Entries from a dataset:
* begin *
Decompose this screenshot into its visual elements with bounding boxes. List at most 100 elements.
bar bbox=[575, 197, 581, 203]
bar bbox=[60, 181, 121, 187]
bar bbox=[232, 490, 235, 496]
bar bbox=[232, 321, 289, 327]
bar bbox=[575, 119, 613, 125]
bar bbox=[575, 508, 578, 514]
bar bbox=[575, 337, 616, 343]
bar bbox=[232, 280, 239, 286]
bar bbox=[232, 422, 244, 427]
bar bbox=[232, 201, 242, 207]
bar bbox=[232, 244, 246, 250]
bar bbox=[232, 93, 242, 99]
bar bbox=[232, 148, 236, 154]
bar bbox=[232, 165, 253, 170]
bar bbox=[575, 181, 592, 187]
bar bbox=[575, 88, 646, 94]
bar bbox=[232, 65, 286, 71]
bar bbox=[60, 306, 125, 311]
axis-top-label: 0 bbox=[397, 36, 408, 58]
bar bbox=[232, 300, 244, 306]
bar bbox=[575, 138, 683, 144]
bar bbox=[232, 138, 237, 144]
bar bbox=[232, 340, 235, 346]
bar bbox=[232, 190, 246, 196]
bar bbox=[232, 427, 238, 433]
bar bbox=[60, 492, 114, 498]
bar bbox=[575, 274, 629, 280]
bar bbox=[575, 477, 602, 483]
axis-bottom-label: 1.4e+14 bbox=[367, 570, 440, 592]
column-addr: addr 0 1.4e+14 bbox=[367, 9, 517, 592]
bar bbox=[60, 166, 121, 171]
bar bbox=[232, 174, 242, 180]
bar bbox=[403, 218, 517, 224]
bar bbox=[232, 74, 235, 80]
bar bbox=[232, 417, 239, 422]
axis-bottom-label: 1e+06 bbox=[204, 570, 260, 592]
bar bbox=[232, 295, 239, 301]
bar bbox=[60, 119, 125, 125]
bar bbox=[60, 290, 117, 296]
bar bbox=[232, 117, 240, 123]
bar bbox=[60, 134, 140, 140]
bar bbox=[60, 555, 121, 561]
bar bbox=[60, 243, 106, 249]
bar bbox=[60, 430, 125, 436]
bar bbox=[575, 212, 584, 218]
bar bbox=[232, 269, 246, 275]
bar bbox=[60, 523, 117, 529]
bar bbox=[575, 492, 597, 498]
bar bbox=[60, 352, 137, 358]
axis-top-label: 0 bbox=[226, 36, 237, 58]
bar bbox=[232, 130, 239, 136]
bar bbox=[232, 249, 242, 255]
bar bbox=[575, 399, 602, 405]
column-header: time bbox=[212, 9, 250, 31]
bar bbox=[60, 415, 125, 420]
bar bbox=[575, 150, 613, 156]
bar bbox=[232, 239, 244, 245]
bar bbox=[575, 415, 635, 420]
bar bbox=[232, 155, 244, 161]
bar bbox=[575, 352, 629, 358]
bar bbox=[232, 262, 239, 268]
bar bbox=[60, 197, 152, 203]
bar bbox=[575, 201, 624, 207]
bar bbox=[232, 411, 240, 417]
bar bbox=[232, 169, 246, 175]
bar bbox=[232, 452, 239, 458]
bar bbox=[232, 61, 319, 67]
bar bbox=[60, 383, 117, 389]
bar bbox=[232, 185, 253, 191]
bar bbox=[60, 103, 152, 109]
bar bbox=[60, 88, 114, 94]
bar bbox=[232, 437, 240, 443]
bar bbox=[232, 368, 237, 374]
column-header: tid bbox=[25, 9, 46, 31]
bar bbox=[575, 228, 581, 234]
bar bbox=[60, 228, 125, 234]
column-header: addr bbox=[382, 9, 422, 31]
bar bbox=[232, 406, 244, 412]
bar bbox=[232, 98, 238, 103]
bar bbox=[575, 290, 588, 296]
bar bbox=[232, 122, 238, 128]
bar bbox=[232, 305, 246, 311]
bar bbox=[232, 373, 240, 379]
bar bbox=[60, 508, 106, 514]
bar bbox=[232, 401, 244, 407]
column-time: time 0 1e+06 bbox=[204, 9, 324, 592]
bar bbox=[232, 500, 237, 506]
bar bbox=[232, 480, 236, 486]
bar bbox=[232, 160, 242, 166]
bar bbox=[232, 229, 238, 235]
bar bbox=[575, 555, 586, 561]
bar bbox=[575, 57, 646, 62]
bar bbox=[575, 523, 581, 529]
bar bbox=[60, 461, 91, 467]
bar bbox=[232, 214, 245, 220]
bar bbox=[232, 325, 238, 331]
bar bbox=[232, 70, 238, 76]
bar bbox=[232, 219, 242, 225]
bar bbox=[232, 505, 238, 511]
* end *
* Goal *
Please copy the entries word for word, beginning with the very first line and continuing through the line that contains "bar bbox=[232, 174, 242, 180]".

* Reply to the task *
Decompose this screenshot into its visual elements with bounding boxes. List at most 100 elements.
bar bbox=[575, 197, 581, 203]
bar bbox=[60, 181, 121, 187]
bar bbox=[232, 490, 235, 496]
bar bbox=[232, 321, 289, 327]
bar bbox=[575, 119, 613, 125]
bar bbox=[575, 508, 578, 514]
bar bbox=[575, 337, 616, 343]
bar bbox=[232, 280, 239, 286]
bar bbox=[232, 422, 244, 427]
bar bbox=[232, 201, 242, 207]
bar bbox=[232, 244, 246, 250]
bar bbox=[232, 93, 242, 99]
bar bbox=[232, 148, 236, 154]
bar bbox=[232, 165, 253, 170]
bar bbox=[575, 181, 592, 187]
bar bbox=[575, 88, 646, 94]
bar bbox=[232, 65, 286, 71]
bar bbox=[60, 306, 125, 311]
axis-top-label: 0 bbox=[397, 36, 408, 58]
bar bbox=[232, 300, 244, 306]
bar bbox=[575, 138, 683, 144]
bar bbox=[232, 138, 237, 144]
bar bbox=[232, 340, 235, 346]
bar bbox=[232, 190, 246, 196]
bar bbox=[232, 427, 238, 433]
bar bbox=[60, 492, 114, 498]
bar bbox=[575, 274, 629, 280]
bar bbox=[575, 477, 602, 483]
axis-bottom-label: 1.4e+14 bbox=[367, 570, 440, 592]
column-addr: addr 0 1.4e+14 bbox=[367, 9, 517, 592]
bar bbox=[60, 166, 121, 171]
bar bbox=[232, 174, 242, 180]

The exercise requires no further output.